## Start Data provided
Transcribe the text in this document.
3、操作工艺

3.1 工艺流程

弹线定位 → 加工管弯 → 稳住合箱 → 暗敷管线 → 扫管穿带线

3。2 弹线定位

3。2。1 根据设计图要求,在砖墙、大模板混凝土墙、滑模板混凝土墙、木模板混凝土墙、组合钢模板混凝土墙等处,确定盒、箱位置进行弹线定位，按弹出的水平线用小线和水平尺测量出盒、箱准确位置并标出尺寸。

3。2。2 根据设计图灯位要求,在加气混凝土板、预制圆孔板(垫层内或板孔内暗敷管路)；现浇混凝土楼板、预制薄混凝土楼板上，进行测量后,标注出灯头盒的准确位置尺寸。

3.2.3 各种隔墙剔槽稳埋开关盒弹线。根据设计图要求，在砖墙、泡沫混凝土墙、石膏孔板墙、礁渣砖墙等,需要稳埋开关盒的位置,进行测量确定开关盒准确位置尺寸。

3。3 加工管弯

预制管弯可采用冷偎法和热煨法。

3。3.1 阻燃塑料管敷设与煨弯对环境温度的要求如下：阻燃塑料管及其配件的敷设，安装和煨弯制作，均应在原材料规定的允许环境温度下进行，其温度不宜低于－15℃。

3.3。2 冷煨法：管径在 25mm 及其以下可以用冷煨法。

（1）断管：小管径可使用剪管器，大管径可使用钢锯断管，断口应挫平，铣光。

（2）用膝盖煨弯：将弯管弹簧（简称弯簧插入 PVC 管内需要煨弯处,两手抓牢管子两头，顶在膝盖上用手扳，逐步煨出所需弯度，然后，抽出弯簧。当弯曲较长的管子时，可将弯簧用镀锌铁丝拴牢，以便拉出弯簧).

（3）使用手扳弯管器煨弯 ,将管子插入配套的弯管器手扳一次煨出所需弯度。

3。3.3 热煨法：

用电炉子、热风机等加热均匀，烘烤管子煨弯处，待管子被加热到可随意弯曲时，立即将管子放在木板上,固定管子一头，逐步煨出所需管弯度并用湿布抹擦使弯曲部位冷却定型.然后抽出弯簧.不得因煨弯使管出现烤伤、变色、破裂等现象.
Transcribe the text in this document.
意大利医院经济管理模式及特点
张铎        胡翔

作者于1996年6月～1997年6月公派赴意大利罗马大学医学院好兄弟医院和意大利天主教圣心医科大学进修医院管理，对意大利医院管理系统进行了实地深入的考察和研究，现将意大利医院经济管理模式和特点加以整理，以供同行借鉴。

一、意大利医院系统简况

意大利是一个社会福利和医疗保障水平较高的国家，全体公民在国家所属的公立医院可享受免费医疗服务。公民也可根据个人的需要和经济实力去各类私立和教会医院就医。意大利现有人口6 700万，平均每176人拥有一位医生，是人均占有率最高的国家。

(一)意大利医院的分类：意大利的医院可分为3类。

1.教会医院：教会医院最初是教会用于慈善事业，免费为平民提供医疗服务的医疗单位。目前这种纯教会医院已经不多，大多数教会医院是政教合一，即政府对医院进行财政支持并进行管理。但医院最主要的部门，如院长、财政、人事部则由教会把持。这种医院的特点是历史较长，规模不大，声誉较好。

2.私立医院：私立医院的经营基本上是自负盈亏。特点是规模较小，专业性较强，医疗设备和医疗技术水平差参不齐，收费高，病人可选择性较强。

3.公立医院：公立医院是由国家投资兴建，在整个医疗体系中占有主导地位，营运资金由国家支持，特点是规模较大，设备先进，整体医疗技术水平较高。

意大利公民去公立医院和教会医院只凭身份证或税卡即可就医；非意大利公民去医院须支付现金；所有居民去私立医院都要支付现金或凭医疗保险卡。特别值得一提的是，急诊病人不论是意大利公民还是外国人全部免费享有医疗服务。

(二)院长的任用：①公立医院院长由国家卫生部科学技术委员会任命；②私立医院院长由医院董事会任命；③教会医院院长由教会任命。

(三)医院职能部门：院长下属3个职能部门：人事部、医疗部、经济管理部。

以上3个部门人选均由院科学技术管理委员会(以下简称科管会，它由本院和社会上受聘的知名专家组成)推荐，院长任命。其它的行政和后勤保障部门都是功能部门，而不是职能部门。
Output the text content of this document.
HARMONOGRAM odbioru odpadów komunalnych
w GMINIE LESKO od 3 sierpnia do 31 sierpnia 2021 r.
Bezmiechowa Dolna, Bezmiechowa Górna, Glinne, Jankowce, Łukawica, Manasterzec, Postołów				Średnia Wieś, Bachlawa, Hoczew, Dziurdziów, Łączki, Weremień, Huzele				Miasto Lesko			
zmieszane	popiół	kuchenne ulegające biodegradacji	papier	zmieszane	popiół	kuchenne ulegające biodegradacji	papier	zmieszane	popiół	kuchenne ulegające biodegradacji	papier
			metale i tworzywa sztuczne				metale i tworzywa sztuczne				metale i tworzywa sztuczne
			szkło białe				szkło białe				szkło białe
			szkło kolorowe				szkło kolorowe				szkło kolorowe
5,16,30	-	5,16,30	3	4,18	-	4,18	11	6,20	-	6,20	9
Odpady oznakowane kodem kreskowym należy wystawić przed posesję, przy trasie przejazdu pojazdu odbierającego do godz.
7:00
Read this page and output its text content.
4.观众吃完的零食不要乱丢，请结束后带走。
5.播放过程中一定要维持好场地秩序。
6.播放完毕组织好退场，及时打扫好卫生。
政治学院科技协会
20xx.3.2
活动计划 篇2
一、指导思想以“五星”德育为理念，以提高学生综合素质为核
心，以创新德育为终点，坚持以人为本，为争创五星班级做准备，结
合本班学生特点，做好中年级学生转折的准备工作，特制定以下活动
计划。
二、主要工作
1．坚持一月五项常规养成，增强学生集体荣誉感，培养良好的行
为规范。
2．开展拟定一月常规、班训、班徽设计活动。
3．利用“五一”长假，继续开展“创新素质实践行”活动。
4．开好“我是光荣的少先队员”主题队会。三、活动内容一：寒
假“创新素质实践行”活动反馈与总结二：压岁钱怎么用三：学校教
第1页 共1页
## End Data provided
• **Written task**
Each line that holds the word "text" should be extracted from the records.

• **Solution for this problem**
Transcribe the text in this document.
Transcribe the text in this document.
Output the text content of this document.
Read this page and output its text content.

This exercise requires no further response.